**Written request:** Search the data below for the string "placeholder". Extract every line that contains it.

**Records for the exercise:**

++++++

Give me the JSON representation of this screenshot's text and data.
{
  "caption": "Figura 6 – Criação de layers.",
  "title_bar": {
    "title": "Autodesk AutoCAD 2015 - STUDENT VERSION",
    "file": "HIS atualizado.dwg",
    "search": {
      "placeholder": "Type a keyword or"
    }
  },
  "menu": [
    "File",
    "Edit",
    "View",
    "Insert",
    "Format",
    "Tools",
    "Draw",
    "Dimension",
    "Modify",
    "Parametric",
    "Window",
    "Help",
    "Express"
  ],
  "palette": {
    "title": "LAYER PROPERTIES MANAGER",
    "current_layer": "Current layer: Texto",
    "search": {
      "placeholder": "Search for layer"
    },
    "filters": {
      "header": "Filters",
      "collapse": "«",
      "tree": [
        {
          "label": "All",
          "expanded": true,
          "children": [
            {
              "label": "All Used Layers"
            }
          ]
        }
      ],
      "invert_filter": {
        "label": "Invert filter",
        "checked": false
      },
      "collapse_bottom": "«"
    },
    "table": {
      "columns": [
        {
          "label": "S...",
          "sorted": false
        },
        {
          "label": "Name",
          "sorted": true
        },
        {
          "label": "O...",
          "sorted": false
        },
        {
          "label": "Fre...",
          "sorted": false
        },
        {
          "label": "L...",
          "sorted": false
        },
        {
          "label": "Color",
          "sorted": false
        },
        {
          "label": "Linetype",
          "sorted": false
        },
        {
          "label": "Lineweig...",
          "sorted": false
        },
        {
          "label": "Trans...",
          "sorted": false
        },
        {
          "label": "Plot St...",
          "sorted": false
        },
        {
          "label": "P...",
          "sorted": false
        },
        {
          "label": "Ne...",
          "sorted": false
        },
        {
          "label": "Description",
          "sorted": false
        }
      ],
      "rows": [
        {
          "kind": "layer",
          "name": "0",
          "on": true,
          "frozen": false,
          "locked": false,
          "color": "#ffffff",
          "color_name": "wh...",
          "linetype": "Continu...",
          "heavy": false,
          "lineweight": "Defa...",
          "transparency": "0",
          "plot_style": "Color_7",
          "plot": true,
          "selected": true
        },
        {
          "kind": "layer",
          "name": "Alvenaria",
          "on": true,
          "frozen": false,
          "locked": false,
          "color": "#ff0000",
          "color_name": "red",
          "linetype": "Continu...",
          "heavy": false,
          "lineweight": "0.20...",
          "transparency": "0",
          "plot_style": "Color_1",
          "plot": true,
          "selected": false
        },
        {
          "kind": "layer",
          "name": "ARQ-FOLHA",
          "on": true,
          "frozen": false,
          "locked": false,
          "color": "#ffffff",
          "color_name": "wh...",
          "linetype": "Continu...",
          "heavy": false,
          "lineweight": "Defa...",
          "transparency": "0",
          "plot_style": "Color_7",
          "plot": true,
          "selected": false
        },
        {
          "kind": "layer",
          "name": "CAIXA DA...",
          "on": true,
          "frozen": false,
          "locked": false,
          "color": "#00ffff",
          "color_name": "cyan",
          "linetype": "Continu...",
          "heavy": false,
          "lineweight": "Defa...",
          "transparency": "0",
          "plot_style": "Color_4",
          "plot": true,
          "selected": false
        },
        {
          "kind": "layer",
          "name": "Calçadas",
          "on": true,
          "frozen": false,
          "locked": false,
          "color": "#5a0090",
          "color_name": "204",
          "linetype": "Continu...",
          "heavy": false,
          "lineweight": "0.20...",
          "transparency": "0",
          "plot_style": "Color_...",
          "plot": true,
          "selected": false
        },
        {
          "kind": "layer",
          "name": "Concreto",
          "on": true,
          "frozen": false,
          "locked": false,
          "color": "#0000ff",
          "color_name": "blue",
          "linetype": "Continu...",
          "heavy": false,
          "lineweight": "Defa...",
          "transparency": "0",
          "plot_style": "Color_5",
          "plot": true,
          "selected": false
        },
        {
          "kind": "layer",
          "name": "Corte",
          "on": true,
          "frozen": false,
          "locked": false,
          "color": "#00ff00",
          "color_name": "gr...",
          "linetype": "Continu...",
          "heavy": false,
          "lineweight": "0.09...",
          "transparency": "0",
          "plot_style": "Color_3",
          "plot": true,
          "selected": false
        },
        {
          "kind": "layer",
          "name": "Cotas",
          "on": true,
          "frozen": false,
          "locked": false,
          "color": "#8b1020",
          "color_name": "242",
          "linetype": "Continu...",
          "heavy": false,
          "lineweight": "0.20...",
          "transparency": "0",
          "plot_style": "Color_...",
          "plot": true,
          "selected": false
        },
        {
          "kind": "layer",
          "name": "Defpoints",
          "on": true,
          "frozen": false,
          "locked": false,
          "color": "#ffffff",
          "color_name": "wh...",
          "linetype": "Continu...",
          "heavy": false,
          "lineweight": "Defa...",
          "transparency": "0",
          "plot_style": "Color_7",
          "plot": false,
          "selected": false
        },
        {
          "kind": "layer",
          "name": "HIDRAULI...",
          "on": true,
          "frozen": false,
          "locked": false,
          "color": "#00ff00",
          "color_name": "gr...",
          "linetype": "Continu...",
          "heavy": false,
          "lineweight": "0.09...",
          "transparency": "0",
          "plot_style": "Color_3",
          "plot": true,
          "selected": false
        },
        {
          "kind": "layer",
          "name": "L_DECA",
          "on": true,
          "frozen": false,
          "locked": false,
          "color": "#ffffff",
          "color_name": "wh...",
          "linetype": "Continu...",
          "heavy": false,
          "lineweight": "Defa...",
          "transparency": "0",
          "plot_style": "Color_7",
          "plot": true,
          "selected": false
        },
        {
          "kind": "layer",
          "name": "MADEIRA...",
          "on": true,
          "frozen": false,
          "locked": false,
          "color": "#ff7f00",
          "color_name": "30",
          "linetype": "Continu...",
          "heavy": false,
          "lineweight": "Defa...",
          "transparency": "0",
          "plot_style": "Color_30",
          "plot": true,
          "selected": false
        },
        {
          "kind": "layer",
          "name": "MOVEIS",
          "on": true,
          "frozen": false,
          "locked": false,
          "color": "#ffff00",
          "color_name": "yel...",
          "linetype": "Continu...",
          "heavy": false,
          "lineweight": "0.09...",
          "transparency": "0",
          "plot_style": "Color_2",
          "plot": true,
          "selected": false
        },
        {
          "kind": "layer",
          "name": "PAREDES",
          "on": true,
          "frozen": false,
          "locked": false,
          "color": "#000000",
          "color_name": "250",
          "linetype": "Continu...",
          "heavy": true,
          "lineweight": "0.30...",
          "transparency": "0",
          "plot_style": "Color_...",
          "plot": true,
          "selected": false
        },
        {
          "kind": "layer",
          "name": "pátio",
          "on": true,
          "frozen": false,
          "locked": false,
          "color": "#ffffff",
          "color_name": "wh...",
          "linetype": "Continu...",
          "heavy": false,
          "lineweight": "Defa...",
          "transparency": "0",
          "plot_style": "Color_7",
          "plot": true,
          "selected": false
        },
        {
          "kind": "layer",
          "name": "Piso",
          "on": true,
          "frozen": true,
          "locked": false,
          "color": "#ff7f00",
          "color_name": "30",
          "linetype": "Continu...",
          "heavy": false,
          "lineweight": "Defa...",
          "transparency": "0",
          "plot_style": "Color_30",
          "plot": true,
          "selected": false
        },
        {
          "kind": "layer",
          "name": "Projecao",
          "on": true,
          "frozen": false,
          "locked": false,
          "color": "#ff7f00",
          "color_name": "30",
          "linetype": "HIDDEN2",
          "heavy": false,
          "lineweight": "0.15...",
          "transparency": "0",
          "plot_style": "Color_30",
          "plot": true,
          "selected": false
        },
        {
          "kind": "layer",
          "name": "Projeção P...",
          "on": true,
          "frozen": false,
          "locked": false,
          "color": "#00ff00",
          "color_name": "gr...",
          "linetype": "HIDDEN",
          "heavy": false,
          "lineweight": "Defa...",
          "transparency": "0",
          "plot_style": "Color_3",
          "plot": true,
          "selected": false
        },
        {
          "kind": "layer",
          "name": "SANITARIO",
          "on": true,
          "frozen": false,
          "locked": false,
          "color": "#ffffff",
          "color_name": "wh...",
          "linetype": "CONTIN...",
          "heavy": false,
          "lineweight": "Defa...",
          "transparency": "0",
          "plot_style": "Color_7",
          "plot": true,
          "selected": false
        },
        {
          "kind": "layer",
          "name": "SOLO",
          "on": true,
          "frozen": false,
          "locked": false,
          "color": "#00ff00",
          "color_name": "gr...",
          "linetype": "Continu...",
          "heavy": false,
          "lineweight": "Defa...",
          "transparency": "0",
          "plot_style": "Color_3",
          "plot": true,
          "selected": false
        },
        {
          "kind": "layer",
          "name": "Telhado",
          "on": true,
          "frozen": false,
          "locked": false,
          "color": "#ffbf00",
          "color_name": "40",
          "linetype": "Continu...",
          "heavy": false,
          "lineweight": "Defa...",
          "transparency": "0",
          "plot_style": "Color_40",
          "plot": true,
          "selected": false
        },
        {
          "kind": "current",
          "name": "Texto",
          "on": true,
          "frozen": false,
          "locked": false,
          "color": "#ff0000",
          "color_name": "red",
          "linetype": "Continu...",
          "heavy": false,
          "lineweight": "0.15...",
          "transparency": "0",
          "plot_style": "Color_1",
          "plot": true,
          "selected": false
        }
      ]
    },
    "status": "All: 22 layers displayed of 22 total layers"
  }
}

++++++

**Exercise output:**
      "placeholder": "Type a keyword or"
      "placeholder": "Search for layer"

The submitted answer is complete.